Repeat the material exactly, every line of it.

<<<<

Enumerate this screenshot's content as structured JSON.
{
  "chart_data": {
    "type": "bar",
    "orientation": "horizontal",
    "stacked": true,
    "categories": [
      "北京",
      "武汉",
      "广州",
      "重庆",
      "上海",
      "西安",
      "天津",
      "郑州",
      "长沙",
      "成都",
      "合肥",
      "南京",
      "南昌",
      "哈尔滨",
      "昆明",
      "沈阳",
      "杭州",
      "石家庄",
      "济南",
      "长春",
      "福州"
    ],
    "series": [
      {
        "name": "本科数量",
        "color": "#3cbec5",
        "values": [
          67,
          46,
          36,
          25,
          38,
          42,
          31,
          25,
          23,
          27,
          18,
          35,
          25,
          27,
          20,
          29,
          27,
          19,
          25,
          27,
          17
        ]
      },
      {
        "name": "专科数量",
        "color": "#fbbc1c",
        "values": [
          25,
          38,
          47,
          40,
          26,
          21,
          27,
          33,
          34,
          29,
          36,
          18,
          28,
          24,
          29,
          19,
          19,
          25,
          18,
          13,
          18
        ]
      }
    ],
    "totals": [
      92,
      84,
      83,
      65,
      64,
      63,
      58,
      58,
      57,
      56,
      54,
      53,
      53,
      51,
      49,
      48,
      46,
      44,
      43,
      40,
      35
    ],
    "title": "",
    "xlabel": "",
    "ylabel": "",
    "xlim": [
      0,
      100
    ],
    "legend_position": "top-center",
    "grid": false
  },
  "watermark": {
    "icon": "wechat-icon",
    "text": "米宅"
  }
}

>>>>

Final answer:
Enumerate this screenshot's content as structured JSON.
{
  "chart_data": {
    "type": "bar",
    "orientation": "horizontal",
    "stacked": true,
    "categories": [
      "北京",
      "武汉",
      "广州",
      "重庆",
      "上海",
      "西安",
      "天津",
      "郑州",
      "长沙",
      "成都",
      "合肥",
      "南京",
      "南昌",
      "哈尔滨",
      "昆明",
      "沈阳",
      "杭州",
      "石家庄",
      "济南",
      "长春",
      "福州"
    ],
    "series": [
      {
        "name": "本科数量",
        "color": "#3cbec5",
        "values": [
          67,
          46,
          36,
          25,
          38,
          42,
          31,
          25,
          23,
          27,
          18,
          35,
          25,
          27,
          20,
          29,
          27,
          19,
          25,
          27,
          17
        ]
      },
      {
        "name": "专科数量",
        "color": "#fbbc1c",
        "values": [
          25,
          38,
          47,
          40,
          26,
          21,
          27,
          33,
          34,
          29,
          36,
          18,
          28,
          24,
          29,
          19,
          19,
          25,
          18,
          13,
          18
        ]
      }
    ],
    "totals": [
      92,
      84,
      83,
      65,
      64,
      63,
      58,
      58,
      57,
      56,
      54,
      53,
      53,
      51,
      49,
      48,
      46,
      44,
      43,
      40,
      35
    ],
    "title": "",
    "xlabel": "",
    "ylabel": "",
    "xlim": [
      0,
      100
    ],
    "legend_position": "top-center",
    "grid": false
  },
  "watermark": {
    "icon": "wechat-icon",
    "text": "米宅"
  }
}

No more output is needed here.